→ **Data rows**:
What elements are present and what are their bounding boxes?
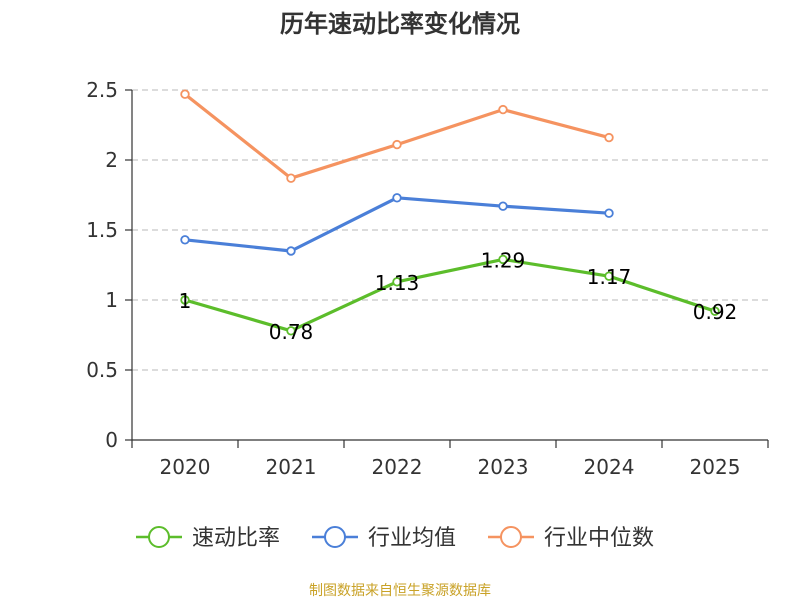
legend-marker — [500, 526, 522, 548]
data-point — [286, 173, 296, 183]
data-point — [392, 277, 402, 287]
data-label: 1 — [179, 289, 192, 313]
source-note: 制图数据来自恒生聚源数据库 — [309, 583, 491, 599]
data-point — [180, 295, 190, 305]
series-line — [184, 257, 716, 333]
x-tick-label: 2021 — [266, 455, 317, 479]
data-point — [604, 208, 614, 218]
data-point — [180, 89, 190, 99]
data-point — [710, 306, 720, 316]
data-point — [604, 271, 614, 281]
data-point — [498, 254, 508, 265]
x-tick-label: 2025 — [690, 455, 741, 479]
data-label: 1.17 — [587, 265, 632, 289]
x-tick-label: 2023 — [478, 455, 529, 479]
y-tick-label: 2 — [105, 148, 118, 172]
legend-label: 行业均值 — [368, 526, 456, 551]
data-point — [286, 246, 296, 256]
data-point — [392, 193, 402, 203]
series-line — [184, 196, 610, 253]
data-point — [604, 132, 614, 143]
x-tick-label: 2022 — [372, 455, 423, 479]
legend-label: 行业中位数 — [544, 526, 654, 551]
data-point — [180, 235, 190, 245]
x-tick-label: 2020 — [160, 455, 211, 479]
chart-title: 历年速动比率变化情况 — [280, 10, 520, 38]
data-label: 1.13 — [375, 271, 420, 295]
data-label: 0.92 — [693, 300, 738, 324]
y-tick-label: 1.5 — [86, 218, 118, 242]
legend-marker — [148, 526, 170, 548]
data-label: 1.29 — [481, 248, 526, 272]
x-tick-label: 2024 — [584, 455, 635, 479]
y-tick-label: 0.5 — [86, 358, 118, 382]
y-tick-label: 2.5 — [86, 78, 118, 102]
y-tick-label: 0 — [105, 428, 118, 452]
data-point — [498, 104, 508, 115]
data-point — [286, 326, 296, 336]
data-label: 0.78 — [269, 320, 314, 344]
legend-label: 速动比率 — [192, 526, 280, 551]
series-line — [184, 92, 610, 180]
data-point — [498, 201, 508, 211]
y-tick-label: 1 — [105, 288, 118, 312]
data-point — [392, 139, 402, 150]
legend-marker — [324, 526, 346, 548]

...

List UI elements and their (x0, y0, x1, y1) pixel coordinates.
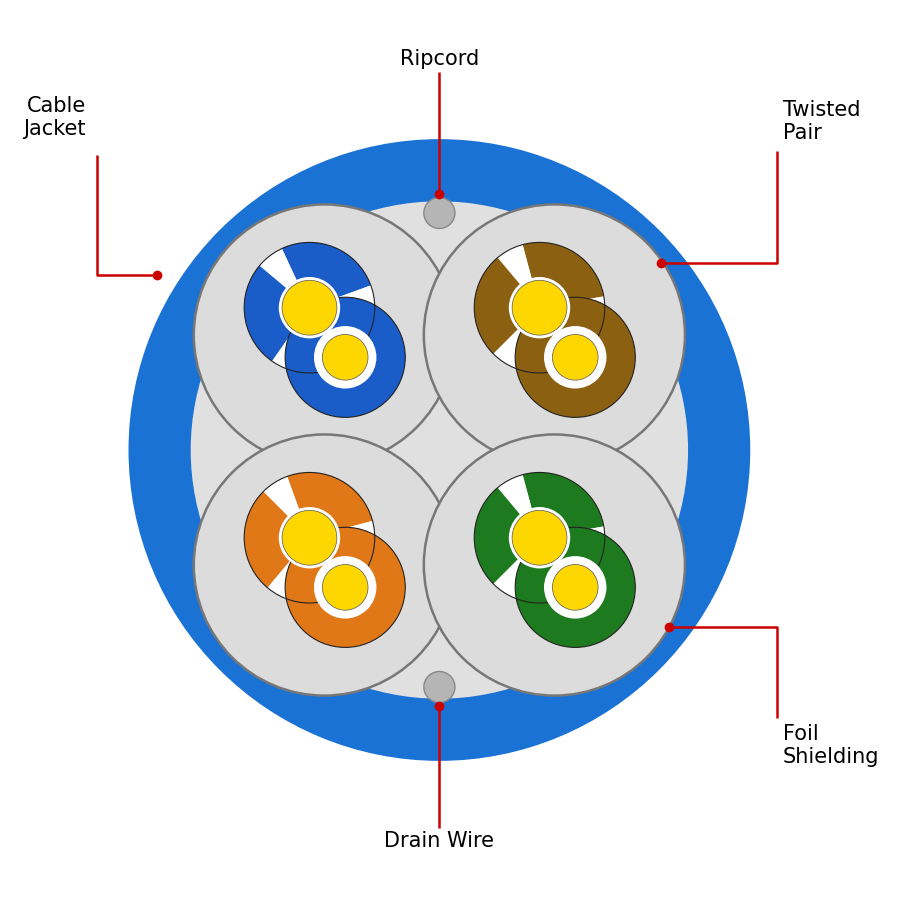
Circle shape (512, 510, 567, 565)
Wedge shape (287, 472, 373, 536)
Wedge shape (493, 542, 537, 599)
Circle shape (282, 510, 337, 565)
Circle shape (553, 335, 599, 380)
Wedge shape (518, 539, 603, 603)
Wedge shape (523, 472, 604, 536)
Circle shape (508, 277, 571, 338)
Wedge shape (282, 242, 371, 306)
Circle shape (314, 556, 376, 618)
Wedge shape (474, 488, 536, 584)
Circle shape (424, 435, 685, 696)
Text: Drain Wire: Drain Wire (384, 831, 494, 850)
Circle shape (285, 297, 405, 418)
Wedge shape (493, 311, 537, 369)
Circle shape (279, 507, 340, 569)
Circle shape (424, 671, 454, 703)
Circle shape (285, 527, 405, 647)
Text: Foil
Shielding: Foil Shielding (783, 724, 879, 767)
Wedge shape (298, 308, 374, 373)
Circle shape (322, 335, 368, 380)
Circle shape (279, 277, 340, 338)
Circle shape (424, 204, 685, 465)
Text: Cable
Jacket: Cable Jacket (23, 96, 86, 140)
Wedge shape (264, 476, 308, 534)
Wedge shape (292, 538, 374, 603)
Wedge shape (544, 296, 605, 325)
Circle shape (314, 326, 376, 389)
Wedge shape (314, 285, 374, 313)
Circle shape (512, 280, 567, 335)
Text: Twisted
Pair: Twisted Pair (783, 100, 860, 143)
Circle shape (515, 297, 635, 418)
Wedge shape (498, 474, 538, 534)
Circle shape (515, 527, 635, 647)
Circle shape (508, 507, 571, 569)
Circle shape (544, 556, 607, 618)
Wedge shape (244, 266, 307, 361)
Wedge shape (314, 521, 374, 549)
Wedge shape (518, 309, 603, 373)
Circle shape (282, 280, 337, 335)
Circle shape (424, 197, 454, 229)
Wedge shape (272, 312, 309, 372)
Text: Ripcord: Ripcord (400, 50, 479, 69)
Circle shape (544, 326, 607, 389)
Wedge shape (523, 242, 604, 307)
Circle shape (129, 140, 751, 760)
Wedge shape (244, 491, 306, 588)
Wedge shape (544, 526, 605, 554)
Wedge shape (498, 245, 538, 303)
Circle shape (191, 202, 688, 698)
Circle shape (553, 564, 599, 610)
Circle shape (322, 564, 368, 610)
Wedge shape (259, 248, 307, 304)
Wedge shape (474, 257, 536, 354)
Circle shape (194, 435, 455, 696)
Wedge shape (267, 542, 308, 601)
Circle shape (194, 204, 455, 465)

→ **To do**: Update the lines between the one holding "legend-marker — [500, 526, 522, 548]" and the one holding "x-tick-label: 2021 — [266, 455, 317, 479]", inclusive, so that "data-point" becomes "plot-point" and nothing else changes.

→ **Response to this exercise**:
legend-marker — [500, 526, 522, 548]
plot-point — [286, 173, 296, 183]
plot-point — [392, 277, 402, 287]
data-label: 1 — [179, 289, 192, 313]
source-note: 制图数据来自恒生聚源数据库 — [309, 583, 491, 599]
plot-point — [180, 295, 190, 305]
series-line — [184, 257, 716, 333]
x-tick-label: 2021 — [266, 455, 317, 479]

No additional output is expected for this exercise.